§ **Tasks and exercises**
**1)** In the post on optimistic CO2 sci-fi, at which university does Steve Gardiner teach philosophy?
**2)** Write out the post on optimistic CO2 sci-fi starting with "It’s not impossible, but" and going on through "wish it was.".

§ **Given text**
────────────────

Optimistic CO2 Sci-Fi

Here’s my take on writing optimistic SF– just don’t make it consolatory pap. That’s what advertising, TV and suburban sprawl are supposed to sell.

As an example, here’s the latest on the global warming front. (note: the link is changed to point directly to the Washington Post article as the MSNBC version expired) No big news, but here’s the money quote:

Steve Gardiner, a philosophy professor at the University of Washington who studies climate change, said the studies highlight that the argument over global warming “is a classic inter-generational debate, where the short-term benefits of emitting carbon accrue mainly to us and where the dangers of them are largely put off until future generations.”

When it comes to deciding how drastically to reduce greenhouse gas emissions, O’Neill said, “in the end, this is a value judgment, it’s not a scientific question.” The idea of shifting to a carbon-free society, he added, “appears to be technically feasible. The question is whether it’s politically feasible or economically feasible.”

A lot of sci-fi focuses on the technical aspects of a problem. And completely ignores or soft-peddles the human aspects. If you’re going to write realistic optimistic science fiction story about global warming (for example), you have to jump past the bullshit test of human greed and short-sightedness.

It’s not impossible, but first you have to explain how all the yogacizing organic carrot munching Baby Bjorn wearing liberal types who drive four blocks to the video store to get another DVD rental (real person, btw) are going to wake up and smell the coffee. I mean, if a supposedly supportive person (She buys local organic, yay!!!) is still clueless and destructive, how are you going to get the coal miner with the “Piss on Hippies” bumper sticker on his 4×4 (another neighbor of mine) to think sustainably?

Sci-fi’s urge seems to mostly go after the consumer/tech solution, ie we’ll design a better product (we love you Prius) so that we can keep doing our same old destructive things… but now, automagically, it won’t be bad. Makes me think of artificial sweeteners. Sometimes it’s not a magic bullet, no matter how much we wish it was.

So I see the central problem of realistic optimistic sci-fi as being at least two-fold:

  1. We’re all so self-serving.
  2. We seem to be biologically wired not to deal with any problem that’s not an obvious and immediate threat.

These two things seem to apply across the board, the difference between a liberal greenie in a Prius and Redneck cowboy in pickup is basically zero. If you’re driving, it’s a problem. And the last time I checked… all of America is driving, regardless of our political leanings. I’ve met a few fringe people who really do make a pretty good stab at living sustainably, but even they get on airplanes. Myself, I’ve got four cross-country flights scheduled this year. How’s that for hypocrisy?

In order to surmount this, fictionally, it seems that one would either have to pretend that the majority of people are not in fact lazy, self-serving, and most importantly short-sighted (which seems difficult given that these aspects are precisely what has driven us to the edge of the cliff), or you have to come up with a plausible set of reasons for people to change. Kim Stanley Robinson does this by making global warming a crisis. But what if it’s actually a death of a thousand cuts?

────────────────

§ **Source data**
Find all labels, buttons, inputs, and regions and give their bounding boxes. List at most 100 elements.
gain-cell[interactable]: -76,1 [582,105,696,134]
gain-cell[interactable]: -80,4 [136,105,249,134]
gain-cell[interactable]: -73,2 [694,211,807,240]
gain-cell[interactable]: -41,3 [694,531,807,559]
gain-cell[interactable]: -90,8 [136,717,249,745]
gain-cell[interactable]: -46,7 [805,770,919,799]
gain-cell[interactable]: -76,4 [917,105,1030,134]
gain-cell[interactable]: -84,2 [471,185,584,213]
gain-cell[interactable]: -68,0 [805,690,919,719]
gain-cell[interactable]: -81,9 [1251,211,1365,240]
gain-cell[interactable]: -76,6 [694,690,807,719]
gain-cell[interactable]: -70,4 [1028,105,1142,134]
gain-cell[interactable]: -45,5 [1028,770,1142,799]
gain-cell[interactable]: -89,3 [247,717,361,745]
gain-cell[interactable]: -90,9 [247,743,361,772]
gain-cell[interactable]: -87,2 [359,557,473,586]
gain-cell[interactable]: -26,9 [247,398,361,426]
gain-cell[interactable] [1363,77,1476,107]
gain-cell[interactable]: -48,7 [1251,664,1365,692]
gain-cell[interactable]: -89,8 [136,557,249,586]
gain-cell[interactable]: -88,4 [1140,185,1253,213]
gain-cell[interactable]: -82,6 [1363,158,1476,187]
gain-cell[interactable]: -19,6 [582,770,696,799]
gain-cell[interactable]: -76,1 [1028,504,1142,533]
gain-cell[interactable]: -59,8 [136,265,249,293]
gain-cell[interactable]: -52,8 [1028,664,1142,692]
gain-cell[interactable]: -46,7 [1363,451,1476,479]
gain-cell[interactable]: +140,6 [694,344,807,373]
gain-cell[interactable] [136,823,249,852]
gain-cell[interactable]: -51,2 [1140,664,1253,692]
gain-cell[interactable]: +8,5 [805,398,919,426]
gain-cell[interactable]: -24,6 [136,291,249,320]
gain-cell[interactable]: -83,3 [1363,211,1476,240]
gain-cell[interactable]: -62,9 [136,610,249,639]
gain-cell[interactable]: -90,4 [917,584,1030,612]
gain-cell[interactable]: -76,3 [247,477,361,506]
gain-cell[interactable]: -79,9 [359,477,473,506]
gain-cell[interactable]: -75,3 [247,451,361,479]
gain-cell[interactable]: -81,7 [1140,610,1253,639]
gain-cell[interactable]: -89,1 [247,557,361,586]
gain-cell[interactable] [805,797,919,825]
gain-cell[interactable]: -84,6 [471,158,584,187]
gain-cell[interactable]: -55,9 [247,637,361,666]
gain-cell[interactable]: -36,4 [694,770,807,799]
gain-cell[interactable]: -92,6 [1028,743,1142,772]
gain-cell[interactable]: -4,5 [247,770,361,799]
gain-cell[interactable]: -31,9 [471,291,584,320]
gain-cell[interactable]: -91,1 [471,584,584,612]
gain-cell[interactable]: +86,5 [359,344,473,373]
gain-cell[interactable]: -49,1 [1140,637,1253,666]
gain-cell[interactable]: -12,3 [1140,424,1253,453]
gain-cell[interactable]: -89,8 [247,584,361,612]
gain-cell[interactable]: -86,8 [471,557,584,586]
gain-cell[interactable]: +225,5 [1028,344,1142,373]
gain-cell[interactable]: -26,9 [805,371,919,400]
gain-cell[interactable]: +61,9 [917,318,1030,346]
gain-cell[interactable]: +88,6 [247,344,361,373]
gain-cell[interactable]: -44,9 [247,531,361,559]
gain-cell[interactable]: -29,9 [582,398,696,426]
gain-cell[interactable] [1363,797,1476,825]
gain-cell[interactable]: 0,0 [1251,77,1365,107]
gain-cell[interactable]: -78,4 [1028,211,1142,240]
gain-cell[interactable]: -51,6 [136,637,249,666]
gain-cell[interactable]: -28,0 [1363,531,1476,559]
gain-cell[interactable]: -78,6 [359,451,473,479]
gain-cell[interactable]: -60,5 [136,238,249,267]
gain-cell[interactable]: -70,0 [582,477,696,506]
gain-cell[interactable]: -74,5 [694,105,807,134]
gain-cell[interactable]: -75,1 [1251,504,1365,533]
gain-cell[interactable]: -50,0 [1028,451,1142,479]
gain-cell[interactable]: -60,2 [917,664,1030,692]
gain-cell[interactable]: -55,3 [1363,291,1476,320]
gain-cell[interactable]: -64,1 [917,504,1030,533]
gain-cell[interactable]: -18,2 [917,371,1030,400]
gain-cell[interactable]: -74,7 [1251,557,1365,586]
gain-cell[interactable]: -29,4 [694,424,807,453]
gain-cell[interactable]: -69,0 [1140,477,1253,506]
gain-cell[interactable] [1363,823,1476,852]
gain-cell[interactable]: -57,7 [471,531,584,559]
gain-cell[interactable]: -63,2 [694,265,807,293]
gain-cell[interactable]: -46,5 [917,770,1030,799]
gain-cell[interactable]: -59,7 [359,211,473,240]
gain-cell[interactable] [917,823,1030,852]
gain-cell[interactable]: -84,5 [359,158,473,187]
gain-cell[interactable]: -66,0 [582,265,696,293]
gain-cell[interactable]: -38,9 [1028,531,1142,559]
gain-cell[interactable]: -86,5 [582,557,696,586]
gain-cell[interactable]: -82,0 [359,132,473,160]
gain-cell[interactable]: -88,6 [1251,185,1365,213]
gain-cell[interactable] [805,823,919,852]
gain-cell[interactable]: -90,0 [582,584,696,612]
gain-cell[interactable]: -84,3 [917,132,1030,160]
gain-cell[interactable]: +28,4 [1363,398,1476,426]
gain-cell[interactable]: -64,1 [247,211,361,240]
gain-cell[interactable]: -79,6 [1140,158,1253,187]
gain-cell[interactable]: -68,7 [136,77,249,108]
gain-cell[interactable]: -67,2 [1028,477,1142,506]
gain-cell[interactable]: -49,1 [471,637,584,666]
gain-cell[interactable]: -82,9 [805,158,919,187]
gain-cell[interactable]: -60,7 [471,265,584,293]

────────────────

§ **Activity answers**
**1)** The University of Washington.

**2)**
It’s not impossible, but first you have to explain how all the yogacizing organic carrot munching Baby Bjorn wearing liberal types who drive four blocks to the video store to get another DVD rental (real person, btw) are going to wake up and smell the coffee. I mean, if a supposedly supportive person (She buys local organic, yay!!!) is still clueless and destructive, how are you going to get the coal miner with the “Piss on Hippies” bumper sticker on his 4×4 (another neighbor of mine) to think sustainably?

Sci-fi’s urge seems to mostly go after the consumer/tech solution, ie we’ll design a better product (we love you Prius) so that we can keep doing our same old destructive things… but now, automagically, it won’t be bad. Makes me think of artificial sweeteners. Sometimes it’s not a magic bullet, no matter how much we wish it was.